(Extracted data entries)

╭──

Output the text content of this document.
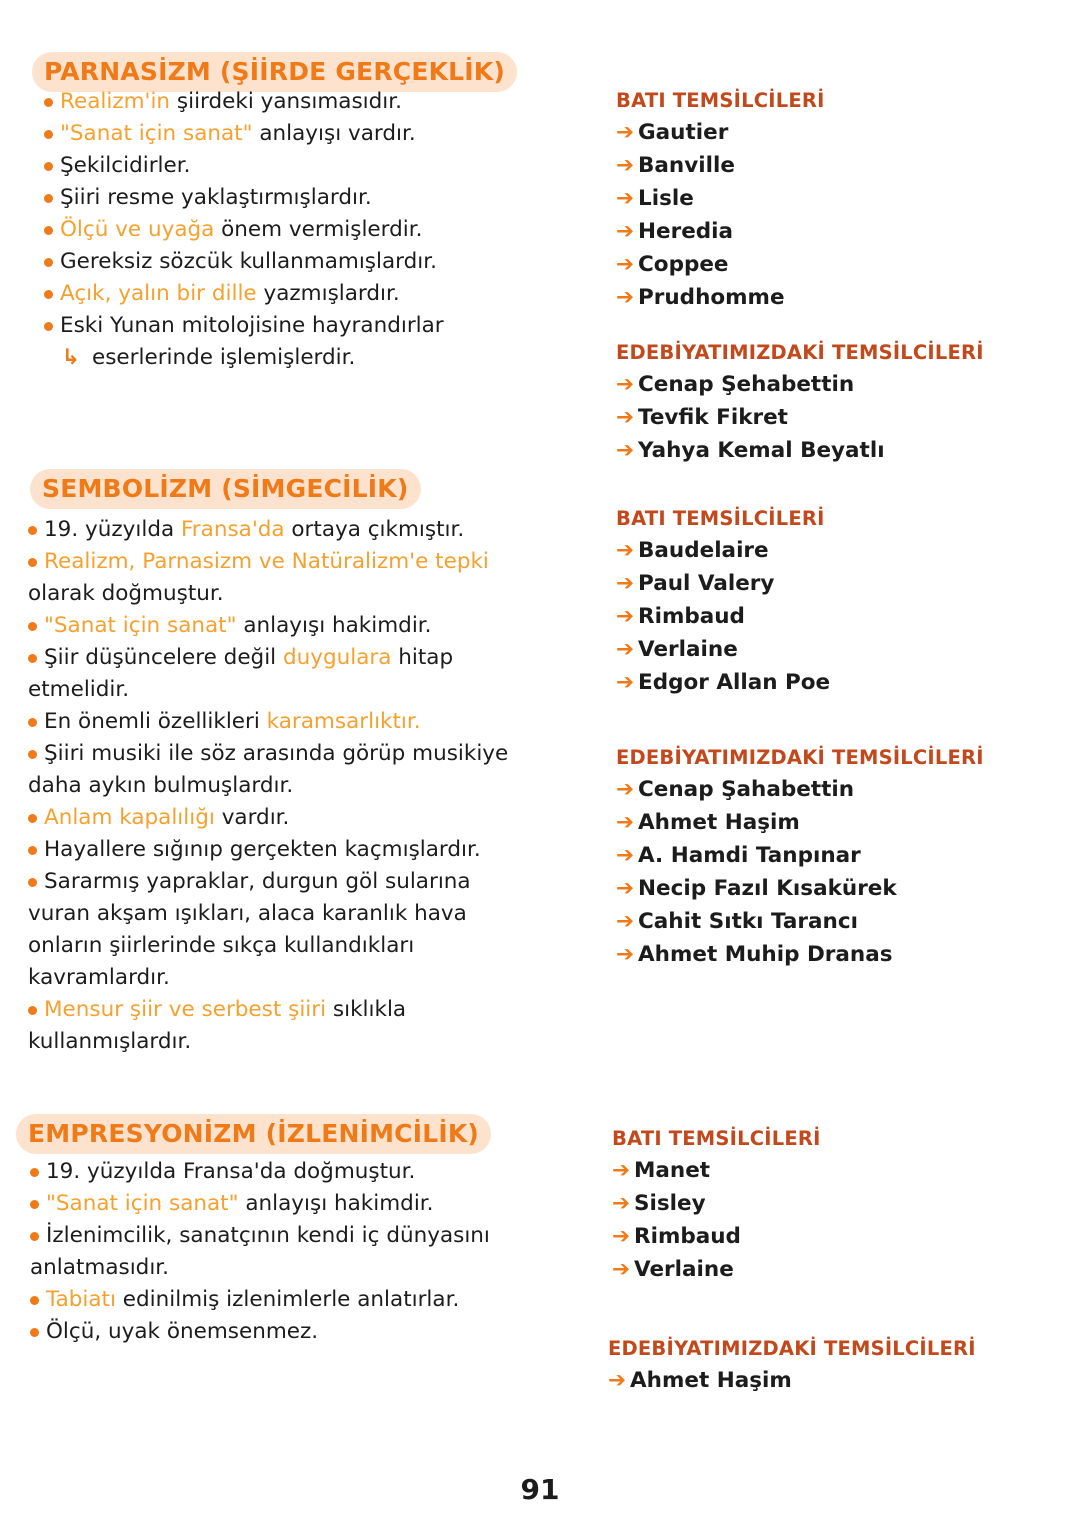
PARNASİZM (ŞİİRDE GERÇEKLİK)
Realizm'in şiirdeki yansımasıdır.
"Sanat için sanat" anlayışı vardır.
Şekilcidirler.
Şiiri resme yaklaştırmışlardır.
Ölçü ve uyağa önem vermişlerdir.
Gereksiz sözcük kullanmamışlardır.
Açık, yalın bir dille yazmışlardır.
Eski Yunan mitolojisine hayrandırlar
↳ eserlerinde işlemişlerdir.
BATI TEMSİLCİLERİ
➔ Gautier
➔ Banville
➔ Lisle
➔ Heredia
➔ Coppee
➔ Prudhomme
EDEBİYATIMIZDAKİ TEMSİLCİLERİ
➔ Cenap Şehabettin
➔ Tevfik Fikret
➔ Yahya Kemal Beyatlı
SEMBOLİZM (SİMGECİLİK)
19. yüzyılda Fransa'da ortaya çıkmıştır.
Realizm, Parnasizm ve Natüralizm'e tepki
olarak doğmuştur.
"Sanat için sanat" anlayışı hakimdir.
Şiir düşüncelere değil duygulara hitap
etmelidir.
En önemli özellikleri karamsarlıktır.
Şiiri musiki ile söz arasında görüp musikiye
daha aykın bulmuşlardır.
Anlam kapalılığı vardır.
Hayallere sığınıp gerçekten kaçmışlardır.
Sararmış yapraklar, durgun göl sularına
vuran akşam ışıkları, alaca karanlık hava
onların şiirlerinde sıkça kullandıkları
kavramlardır.
Mensur şiir ve serbest şiiri sıklıkla
kullanmışlardır.
BATI TEMSİLCİLERİ
➔ Baudelaire
➔ Paul Valery
➔ Rimbaud
➔ Verlaine
➔ Edgor Allan Poe
EDEBİYATIMIZDAKİ TEMSİLCİLERİ
➔ Cenap Şahabettin
➔ Ahmet Haşim
➔ A. Hamdi Tanpınar
➔ Necip Fazıl Kısakürek
➔ Cahit Sıtkı Tarancı
➔ Ahmet Muhip Dranas
EMPRESYONİZM (İZLENİMCİLİK)
19. yüzyılda Fransa'da doğmuştur.
"Sanat için sanat" anlayışı hakimdir.
İzlenimcilik, sanatçının kendi iç dünyasını
anlatmasıdır.
Tabiatı edinilmiş izlenimlerle anlatırlar.
Ölçü, uyak önemsenmez.
BATI TEMSİLCİLERİ
➔ Manet
➔ Sisley
➔ Rimbaud
➔ Verlaine
EDEBİYATIMIZDAKİ TEMSİLCİLERİ
➔ Ahmet Haşim
91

╰──

[Directions for this task]: Reproduce the listing exactly. Leave its pictures out.

[Expected answer]:
Output the text content of this document.
PARNASİZM (ŞİİRDE GERÇEKLİK)
Realizm'in şiirdeki yansımasıdır.
"Sanat için sanat" anlayışı vardır.
Şekilcidirler.
Şiiri resme yaklaştırmışlardır.
Ölçü ve uyağa önem vermişlerdir.
Gereksiz sözcük kullanmamışlardır.
Açık, yalın bir dille yazmışlardır.
Eski Yunan mitolojisine hayrandırlar
↳ eserlerinde işlemişlerdir.
BATI TEMSİLCİLERİ
➔ Gautier
➔ Banville
➔ Lisle
➔ Heredia
➔ Coppee
➔ Prudhomme
EDEBİYATIMIZDAKİ TEMSİLCİLERİ
➔ Cenap Şehabettin
➔ Tevfik Fikret
➔ Yahya Kemal Beyatlı
SEMBOLİZM (SİMGECİLİK)
19. yüzyılda Fransa'da ortaya çıkmıştır.
Realizm, Parnasizm ve Natüralizm'e tepki
olarak doğmuştur.
"Sanat için sanat" anlayışı hakimdir.
Şiir düşüncelere değil duygulara hitap
etmelidir.
En önemli özellikleri karamsarlıktır.
Şiiri musiki ile söz arasında görüp musikiye
daha aykın bulmuşlardır.
Anlam kapalılığı vardır.
Hayallere sığınıp gerçekten kaçmışlardır.
Sararmış yapraklar, durgun göl sularına
vuran akşam ışıkları, alaca karanlık hava
onların şiirlerinde sıkça kullandıkları
kavramlardır.
Mensur şiir ve serbest şiiri sıklıkla
kullanmışlardır.
BATI TEMSİLCİLERİ
➔ Baudelaire
➔ Paul Valery
➔ Rimbaud
➔ Verlaine
➔ Edgor Allan Poe
EDEBİYATIMIZDAKİ TEMSİLCİLERİ
➔ Cenap Şahabettin
➔ Ahmet Haşim
➔ A. Hamdi Tanpınar
➔ Necip Fazıl Kısakürek
➔ Cahit Sıtkı Tarancı
➔ Ahmet Muhip Dranas
EMPRESYONİZM (İZLENİMCİLİK)
19. yüzyılda Fransa'da doğmuştur.
"Sanat için sanat" anlayışı hakimdir.
İzlenimcilik, sanatçının kendi iç dünyasını
anlatmasıdır.
Tabiatı edinilmiş izlenimlerle anlatırlar.
Ölçü, uyak önemsenmez.
BATI TEMSİLCİLERİ
➔ Manet
➔ Sisley
➔ Rimbaud
➔ Verlaine
EDEBİYATIMIZDAKİ TEMSİLCİLERİ
➔ Ahmet Haşim
91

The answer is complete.